Data listing
■ ■ ■ ■ ■
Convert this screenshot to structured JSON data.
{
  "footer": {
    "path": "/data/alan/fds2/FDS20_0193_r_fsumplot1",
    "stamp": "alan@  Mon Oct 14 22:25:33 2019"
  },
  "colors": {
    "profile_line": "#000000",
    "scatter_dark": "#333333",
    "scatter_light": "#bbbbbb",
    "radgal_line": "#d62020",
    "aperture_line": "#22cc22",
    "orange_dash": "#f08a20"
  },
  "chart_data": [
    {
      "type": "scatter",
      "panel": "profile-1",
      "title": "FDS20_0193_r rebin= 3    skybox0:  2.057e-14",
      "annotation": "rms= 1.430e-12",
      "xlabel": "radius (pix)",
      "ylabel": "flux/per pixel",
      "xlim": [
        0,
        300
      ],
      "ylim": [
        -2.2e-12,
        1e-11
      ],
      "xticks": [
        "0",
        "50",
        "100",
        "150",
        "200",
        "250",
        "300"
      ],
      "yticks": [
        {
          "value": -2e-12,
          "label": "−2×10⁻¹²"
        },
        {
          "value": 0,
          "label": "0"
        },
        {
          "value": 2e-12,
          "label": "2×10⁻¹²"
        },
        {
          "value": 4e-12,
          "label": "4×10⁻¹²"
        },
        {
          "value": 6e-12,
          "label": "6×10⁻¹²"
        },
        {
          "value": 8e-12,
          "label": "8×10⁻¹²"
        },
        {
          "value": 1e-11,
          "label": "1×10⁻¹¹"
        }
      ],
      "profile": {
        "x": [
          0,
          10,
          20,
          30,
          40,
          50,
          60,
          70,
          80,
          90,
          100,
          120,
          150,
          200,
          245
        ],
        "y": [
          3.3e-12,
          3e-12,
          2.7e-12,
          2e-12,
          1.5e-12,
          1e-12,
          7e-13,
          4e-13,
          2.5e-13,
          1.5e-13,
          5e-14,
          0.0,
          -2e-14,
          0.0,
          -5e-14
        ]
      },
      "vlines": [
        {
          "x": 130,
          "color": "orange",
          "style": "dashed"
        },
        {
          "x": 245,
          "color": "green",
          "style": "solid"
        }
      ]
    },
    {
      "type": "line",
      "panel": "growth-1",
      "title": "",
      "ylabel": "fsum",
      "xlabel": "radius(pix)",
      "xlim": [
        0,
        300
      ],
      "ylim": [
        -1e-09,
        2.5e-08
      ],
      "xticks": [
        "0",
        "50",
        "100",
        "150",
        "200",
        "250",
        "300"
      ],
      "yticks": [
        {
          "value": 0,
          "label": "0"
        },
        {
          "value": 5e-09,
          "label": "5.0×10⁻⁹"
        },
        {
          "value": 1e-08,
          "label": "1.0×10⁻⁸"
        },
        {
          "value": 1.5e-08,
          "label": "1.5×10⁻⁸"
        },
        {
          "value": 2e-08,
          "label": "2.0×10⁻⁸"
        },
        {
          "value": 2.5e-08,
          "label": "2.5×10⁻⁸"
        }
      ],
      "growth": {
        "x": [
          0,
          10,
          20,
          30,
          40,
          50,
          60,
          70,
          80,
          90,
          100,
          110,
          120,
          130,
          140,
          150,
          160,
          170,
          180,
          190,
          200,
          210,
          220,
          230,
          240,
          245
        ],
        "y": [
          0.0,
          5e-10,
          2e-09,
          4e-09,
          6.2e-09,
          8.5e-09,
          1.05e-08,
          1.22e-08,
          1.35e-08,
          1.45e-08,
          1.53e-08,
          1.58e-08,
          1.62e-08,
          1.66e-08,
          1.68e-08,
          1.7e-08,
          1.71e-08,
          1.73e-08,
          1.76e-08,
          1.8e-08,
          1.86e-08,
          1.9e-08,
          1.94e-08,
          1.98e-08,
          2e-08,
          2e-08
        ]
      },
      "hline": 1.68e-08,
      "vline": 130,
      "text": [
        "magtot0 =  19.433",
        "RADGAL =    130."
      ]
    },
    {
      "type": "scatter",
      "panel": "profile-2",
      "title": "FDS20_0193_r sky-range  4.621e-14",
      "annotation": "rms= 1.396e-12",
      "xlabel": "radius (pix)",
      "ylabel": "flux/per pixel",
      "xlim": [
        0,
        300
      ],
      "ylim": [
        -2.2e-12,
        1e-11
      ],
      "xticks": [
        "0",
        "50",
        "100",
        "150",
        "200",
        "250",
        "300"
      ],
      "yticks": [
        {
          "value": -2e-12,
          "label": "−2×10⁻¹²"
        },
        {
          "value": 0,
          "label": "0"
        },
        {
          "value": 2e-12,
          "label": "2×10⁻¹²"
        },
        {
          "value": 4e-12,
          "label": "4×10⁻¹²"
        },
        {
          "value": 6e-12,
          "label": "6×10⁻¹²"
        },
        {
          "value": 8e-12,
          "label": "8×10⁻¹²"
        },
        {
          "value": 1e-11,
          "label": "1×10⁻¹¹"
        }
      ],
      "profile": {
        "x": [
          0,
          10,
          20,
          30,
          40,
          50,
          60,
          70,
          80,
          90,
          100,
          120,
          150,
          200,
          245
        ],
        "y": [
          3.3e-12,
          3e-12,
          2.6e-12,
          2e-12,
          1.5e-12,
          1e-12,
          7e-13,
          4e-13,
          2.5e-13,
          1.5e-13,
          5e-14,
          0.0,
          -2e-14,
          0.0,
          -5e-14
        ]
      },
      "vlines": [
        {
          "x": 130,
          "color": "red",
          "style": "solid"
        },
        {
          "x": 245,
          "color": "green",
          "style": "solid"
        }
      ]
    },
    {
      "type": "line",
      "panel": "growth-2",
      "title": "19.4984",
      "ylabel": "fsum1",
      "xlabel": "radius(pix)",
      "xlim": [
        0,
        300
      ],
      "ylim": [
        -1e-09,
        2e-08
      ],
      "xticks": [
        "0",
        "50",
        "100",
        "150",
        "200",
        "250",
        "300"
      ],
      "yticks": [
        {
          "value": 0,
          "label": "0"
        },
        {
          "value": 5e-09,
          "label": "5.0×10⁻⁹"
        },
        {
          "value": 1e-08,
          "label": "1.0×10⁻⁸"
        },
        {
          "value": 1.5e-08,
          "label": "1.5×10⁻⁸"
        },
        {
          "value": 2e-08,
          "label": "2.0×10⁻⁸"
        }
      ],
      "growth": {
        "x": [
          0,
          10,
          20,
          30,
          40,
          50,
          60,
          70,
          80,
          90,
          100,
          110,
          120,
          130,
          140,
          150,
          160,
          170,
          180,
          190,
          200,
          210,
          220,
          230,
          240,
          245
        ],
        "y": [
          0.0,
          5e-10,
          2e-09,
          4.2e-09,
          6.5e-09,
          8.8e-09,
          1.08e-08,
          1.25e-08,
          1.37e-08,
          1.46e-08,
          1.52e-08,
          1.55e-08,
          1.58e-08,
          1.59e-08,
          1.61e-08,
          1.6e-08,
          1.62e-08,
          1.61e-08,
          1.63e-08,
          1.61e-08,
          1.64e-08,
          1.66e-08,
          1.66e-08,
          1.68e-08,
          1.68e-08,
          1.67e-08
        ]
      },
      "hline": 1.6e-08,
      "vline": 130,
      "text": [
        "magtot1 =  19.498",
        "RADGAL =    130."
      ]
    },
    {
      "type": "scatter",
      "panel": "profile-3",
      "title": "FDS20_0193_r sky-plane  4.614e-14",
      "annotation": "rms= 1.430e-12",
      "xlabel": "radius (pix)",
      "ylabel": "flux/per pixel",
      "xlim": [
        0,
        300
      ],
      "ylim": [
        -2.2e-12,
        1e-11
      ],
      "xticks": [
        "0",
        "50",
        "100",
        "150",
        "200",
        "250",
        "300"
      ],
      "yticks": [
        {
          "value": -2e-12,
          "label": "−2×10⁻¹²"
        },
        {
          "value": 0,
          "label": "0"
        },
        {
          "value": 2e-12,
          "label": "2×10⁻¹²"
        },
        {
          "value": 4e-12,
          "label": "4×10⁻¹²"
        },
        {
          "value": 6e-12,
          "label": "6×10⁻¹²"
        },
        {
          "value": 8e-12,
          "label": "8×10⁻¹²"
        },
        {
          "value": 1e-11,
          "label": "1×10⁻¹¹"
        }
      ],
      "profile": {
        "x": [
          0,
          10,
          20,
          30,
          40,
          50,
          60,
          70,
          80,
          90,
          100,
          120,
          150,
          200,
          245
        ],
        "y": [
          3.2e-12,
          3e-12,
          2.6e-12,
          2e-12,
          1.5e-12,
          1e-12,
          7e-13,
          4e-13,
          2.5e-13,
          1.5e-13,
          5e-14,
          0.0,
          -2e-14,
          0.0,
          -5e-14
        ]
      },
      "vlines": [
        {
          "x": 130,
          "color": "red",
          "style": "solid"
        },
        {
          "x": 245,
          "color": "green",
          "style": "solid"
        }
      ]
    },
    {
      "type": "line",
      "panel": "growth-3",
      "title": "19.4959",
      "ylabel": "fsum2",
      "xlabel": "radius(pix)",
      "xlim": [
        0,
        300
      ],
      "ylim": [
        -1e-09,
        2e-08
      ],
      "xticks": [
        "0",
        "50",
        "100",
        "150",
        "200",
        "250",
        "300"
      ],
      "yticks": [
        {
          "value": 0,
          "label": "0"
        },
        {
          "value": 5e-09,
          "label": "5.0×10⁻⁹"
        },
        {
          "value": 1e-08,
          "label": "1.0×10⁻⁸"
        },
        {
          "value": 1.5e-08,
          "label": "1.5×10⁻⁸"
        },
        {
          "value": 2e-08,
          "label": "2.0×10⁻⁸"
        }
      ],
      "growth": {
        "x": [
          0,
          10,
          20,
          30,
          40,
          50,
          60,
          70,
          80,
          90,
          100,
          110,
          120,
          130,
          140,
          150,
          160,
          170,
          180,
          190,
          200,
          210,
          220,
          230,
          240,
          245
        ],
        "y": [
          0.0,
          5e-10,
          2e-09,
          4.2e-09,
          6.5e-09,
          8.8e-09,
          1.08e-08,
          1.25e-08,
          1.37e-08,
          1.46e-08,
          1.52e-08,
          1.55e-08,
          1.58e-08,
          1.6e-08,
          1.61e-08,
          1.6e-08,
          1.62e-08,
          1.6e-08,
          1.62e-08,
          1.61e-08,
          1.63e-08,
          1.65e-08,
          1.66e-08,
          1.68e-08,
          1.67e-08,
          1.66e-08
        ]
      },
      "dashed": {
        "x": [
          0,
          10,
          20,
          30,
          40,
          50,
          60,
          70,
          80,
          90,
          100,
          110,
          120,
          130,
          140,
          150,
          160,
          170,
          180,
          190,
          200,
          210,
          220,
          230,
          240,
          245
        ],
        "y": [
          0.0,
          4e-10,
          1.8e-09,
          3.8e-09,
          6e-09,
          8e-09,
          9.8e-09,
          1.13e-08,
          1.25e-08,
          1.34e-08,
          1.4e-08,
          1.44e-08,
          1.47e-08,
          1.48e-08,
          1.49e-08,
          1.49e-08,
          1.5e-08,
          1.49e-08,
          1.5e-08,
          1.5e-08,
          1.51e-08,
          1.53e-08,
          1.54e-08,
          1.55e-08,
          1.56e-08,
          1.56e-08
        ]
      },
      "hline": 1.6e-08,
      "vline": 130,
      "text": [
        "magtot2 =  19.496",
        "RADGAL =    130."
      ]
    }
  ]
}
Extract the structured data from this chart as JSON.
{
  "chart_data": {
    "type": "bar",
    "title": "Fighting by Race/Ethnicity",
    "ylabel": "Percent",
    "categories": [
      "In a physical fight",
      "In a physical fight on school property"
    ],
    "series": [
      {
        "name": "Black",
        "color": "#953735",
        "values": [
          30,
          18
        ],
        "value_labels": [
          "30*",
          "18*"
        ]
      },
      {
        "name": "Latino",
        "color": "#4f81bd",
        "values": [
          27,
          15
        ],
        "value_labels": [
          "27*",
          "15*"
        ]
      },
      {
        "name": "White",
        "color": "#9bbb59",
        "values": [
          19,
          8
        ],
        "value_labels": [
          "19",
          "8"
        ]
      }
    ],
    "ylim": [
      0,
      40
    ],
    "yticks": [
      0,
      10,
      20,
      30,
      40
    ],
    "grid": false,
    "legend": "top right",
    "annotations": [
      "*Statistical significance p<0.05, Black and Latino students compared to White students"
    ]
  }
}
■ ■ ■ ■ ■
§ Exercise objective
Nothing but the lines from the one with "Extract the structured" through the end of the data above should be repeated, each exactly as it stands.

§ Result of the task
Extract the structured data from this chart as JSON.
{
  "chart_data": {
    "type": "bar",
    "title": "Fighting by Race/Ethnicity",
    "ylabel": "Percent",
    "categories": [
      "In a physical fight",
      "In a physical fight on school property"
    ],
    "series": [
      {
        "name": "Black",
        "color": "#953735",
        "values": [
          30,
          18
        ],
        "value_labels": [
          "30*",
          "18*"
        ]
      },
      {
        "name": "Latino",
        "color": "#4f81bd",
        "values": [
          27,
          15
        ],
        "value_labels": [
          "27*",
          "15*"
        ]
      },
      {
        "name": "White",
        "color": "#9bbb59",
        "values": [
          19,
          8
        ],
        "value_labels": [
          "19",
          "8"
        ]
      }
    ],
    "ylim": [
      0,
      40
    ],
    "yticks": [
      0,
      10,
      20,
      30,
      40
    ],
    "grid": false,
    "legend": "top right",
    "annotations": [
      "*Statistical significance p<0.05, Black and Latino students compared to White students"
    ]
  }
}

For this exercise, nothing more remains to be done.